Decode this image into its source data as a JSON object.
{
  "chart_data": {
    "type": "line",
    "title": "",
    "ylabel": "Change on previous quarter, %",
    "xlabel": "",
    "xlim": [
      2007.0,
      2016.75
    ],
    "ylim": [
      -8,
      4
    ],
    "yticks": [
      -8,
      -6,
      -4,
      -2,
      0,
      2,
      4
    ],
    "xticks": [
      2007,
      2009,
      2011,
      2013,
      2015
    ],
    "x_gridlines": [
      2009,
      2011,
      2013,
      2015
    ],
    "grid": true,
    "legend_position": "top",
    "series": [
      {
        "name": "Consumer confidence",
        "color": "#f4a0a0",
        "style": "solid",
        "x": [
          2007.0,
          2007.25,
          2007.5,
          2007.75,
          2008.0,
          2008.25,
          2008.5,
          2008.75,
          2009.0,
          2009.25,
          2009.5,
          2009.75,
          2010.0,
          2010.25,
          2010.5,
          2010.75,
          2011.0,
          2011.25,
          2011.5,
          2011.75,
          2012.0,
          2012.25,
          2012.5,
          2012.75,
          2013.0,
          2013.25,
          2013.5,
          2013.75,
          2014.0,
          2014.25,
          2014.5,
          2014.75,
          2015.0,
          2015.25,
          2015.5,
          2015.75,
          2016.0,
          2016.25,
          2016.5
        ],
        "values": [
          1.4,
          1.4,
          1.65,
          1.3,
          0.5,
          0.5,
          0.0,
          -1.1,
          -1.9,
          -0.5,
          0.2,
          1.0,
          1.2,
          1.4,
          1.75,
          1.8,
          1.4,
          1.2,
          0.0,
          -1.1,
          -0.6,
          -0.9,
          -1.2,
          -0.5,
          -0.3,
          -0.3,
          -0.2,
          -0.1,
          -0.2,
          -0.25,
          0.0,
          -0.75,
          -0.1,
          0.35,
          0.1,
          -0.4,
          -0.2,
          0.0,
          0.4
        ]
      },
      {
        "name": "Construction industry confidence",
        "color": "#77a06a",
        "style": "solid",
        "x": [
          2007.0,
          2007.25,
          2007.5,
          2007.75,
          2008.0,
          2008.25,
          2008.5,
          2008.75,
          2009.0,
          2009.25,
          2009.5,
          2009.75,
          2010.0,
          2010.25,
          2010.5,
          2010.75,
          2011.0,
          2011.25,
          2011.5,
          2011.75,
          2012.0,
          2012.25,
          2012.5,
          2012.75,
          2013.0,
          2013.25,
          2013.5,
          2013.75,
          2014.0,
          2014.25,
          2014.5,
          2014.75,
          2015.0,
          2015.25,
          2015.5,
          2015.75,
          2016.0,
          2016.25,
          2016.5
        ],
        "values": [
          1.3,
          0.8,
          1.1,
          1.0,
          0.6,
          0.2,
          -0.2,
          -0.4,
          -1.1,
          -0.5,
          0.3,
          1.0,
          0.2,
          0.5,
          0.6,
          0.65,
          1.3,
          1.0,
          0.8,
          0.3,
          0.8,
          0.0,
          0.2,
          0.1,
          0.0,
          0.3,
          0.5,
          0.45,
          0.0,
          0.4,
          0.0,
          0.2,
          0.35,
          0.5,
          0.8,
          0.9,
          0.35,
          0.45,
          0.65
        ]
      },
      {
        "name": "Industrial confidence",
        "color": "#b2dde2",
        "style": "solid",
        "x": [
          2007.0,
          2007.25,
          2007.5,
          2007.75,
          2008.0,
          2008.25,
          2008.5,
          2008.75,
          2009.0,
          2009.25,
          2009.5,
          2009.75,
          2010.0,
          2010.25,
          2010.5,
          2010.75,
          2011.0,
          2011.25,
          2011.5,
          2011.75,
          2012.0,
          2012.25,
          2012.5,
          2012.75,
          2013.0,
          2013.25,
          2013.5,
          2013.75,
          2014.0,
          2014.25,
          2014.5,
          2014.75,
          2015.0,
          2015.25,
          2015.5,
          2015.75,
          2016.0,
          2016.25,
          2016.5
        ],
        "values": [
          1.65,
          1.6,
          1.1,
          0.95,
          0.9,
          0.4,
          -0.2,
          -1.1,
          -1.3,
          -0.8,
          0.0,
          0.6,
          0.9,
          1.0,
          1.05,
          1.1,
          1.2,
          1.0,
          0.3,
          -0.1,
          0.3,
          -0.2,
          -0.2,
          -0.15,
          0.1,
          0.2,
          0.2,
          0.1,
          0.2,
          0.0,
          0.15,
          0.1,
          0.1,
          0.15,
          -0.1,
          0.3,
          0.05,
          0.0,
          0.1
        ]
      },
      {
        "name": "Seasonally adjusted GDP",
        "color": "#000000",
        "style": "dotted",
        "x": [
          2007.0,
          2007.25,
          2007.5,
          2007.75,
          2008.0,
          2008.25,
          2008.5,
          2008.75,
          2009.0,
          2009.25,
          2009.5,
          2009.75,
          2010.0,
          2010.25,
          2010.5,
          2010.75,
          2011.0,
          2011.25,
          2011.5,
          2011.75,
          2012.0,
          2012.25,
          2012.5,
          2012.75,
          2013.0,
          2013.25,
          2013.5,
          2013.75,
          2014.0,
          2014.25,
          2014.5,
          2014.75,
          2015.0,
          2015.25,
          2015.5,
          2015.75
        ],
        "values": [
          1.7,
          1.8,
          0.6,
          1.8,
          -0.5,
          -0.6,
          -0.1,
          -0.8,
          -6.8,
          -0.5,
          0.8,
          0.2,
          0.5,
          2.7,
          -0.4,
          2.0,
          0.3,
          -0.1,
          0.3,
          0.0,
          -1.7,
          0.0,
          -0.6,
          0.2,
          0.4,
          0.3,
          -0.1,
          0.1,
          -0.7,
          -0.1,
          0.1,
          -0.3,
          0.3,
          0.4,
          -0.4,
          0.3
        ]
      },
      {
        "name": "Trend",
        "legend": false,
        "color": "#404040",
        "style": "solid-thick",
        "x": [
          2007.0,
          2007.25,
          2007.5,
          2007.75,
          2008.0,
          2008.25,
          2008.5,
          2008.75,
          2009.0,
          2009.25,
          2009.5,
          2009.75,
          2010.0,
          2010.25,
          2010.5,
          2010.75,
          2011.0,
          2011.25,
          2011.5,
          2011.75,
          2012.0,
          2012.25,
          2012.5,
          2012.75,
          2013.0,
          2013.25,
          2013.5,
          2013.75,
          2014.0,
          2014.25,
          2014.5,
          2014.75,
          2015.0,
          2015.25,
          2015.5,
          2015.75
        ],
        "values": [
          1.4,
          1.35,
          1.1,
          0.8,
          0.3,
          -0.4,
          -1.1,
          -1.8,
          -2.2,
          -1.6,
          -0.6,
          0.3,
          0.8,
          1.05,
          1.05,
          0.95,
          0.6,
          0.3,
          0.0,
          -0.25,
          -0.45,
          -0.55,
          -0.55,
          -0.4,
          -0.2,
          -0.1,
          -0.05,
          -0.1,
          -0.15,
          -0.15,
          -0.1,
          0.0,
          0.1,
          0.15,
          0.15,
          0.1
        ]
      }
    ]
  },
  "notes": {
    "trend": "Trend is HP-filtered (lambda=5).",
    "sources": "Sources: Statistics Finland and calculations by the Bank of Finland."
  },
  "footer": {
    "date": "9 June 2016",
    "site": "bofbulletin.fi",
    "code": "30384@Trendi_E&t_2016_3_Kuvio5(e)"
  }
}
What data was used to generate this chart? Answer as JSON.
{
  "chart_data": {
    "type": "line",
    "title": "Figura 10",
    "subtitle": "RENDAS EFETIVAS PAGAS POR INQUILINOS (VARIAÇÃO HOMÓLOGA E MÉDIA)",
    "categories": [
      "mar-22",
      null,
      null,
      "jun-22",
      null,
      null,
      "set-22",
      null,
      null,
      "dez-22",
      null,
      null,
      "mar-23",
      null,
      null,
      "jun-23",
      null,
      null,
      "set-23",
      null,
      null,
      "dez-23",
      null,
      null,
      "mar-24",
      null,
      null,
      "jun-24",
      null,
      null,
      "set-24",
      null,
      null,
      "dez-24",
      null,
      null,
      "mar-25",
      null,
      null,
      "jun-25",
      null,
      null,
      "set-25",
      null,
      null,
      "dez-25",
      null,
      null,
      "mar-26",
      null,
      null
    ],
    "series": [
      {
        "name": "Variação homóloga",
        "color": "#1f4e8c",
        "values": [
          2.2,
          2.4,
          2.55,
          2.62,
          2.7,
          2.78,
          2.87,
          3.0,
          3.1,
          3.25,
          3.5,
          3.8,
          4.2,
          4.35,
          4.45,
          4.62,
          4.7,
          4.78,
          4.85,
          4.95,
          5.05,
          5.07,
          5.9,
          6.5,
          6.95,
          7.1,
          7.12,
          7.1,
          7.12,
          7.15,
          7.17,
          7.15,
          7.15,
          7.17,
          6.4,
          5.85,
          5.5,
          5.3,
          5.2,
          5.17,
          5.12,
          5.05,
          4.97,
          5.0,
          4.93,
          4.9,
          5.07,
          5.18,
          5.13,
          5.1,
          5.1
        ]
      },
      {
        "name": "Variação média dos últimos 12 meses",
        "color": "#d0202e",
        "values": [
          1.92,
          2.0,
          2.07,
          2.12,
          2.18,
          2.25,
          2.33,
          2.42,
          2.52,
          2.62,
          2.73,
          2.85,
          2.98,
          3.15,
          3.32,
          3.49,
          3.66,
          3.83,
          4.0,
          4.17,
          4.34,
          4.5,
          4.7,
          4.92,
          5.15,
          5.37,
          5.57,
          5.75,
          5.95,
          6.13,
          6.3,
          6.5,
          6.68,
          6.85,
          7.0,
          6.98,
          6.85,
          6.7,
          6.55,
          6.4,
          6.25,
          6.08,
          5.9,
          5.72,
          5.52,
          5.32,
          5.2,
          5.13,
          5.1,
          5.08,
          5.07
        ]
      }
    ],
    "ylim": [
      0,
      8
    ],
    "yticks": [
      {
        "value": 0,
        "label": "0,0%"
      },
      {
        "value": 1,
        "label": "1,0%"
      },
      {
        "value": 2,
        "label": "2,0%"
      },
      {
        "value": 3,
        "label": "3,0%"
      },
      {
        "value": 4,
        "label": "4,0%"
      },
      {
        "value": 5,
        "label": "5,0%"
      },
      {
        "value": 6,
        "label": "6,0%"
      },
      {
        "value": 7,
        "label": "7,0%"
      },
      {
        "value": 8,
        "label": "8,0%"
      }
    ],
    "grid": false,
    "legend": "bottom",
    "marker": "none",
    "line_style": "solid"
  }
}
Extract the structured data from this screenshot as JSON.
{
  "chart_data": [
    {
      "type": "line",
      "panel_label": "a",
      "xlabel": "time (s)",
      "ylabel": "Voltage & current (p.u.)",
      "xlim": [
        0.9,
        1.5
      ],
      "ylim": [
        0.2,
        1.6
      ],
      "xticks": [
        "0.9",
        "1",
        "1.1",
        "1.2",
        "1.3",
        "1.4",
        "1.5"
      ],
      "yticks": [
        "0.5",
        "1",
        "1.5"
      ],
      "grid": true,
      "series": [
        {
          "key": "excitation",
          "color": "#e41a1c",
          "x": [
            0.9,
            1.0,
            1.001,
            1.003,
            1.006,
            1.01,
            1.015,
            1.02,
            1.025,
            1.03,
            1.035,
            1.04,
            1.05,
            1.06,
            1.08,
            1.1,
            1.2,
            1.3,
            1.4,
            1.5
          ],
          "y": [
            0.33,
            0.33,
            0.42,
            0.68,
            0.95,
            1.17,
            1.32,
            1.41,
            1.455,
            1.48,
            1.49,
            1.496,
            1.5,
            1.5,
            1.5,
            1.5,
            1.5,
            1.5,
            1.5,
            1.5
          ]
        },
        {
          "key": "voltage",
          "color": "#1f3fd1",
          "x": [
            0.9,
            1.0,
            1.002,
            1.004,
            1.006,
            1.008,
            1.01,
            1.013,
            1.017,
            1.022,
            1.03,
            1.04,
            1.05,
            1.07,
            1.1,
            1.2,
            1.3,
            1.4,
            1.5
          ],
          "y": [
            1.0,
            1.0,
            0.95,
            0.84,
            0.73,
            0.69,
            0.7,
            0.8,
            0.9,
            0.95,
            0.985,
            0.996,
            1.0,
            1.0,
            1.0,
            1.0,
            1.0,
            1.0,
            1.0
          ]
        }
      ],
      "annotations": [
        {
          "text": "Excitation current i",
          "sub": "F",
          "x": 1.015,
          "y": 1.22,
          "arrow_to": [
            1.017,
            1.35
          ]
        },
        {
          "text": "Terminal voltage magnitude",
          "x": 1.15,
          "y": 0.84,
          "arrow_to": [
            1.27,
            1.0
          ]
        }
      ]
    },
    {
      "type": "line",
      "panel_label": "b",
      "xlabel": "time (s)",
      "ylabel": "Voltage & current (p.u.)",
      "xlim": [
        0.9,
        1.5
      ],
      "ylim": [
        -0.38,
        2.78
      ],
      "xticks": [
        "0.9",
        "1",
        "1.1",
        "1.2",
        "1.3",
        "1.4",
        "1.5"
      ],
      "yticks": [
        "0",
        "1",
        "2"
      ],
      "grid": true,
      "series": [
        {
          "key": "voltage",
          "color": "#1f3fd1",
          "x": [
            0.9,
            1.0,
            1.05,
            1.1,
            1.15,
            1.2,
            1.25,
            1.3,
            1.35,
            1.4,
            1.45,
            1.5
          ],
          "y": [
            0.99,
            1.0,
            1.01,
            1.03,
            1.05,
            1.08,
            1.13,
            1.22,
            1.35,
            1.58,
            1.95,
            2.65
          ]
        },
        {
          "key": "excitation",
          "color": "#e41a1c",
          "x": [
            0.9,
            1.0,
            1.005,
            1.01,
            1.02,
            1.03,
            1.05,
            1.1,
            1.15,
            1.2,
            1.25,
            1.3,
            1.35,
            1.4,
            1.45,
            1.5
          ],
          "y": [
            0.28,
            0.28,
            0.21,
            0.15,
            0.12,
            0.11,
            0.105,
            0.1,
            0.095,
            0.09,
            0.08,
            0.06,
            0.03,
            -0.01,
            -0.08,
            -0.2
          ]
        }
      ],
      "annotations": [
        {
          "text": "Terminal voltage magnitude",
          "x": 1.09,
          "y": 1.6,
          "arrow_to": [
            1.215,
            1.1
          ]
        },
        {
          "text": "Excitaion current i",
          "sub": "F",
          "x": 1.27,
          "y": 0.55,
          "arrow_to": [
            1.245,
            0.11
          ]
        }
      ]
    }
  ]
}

_PROBLEM STATEMENT_
Report how many lines of the data hold the string "color"; give only the number.

_TASK OUTPUT_
11